*WORK INSTRUCTIONS*: Transcribe every line of the records verbatim.

BEGIN MATERIAL

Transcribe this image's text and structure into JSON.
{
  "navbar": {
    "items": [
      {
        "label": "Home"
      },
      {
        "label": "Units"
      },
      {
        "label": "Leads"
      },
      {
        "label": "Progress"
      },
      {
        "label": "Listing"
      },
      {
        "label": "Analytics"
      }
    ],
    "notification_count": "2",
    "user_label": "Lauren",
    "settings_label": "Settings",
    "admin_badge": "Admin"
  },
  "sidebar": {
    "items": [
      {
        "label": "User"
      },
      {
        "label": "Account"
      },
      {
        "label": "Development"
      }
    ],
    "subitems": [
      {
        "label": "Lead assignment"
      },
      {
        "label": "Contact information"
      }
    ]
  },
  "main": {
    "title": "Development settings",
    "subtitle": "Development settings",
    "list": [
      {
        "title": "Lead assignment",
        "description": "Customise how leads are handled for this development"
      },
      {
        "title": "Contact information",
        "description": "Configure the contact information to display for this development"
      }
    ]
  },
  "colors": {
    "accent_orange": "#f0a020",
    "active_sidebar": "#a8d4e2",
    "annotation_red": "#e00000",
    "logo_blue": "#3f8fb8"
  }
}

END MATERIAL

*WRITTEN ANSWER*:
Transcribe this image's text and structure into JSON.
{
  "navbar": {
    "items": [
      {
        "label": "Home"
      },
      {
        "label": "Units"
      },
      {
        "label": "Leads"
      },
      {
        "label": "Progress"
      },
      {
        "label": "Listing"
      },
      {
        "label": "Analytics"
      }
    ],
    "notification_count": "2",
    "user_label": "Lauren",
    "settings_label": "Settings",
    "admin_badge": "Admin"
  },
  "sidebar": {
    "items": [
      {
        "label": "User"
      },
      {
        "label": "Account"
      },
      {
        "label": "Development"
      }
    ],
    "subitems": [
      {
        "label": "Lead assignment"
      },
      {
        "label": "Contact information"
      }
    ]
  },
  "main": {
    "title": "Development settings",
    "subtitle": "Development settings",
    "list": [
      {
        "title": "Lead assignment",
        "description": "Customise how leads are handled for this development"
      },
      {
        "title": "Contact information",
        "description": "Configure the contact information to display for this development"
      }
    ]
  },
  "colors": {
    "accent_orange": "#f0a020",
    "active_sidebar": "#a8d4e2",
    "annotation_red": "#e00000",
    "logo_blue": "#3f8fb8"
  }
}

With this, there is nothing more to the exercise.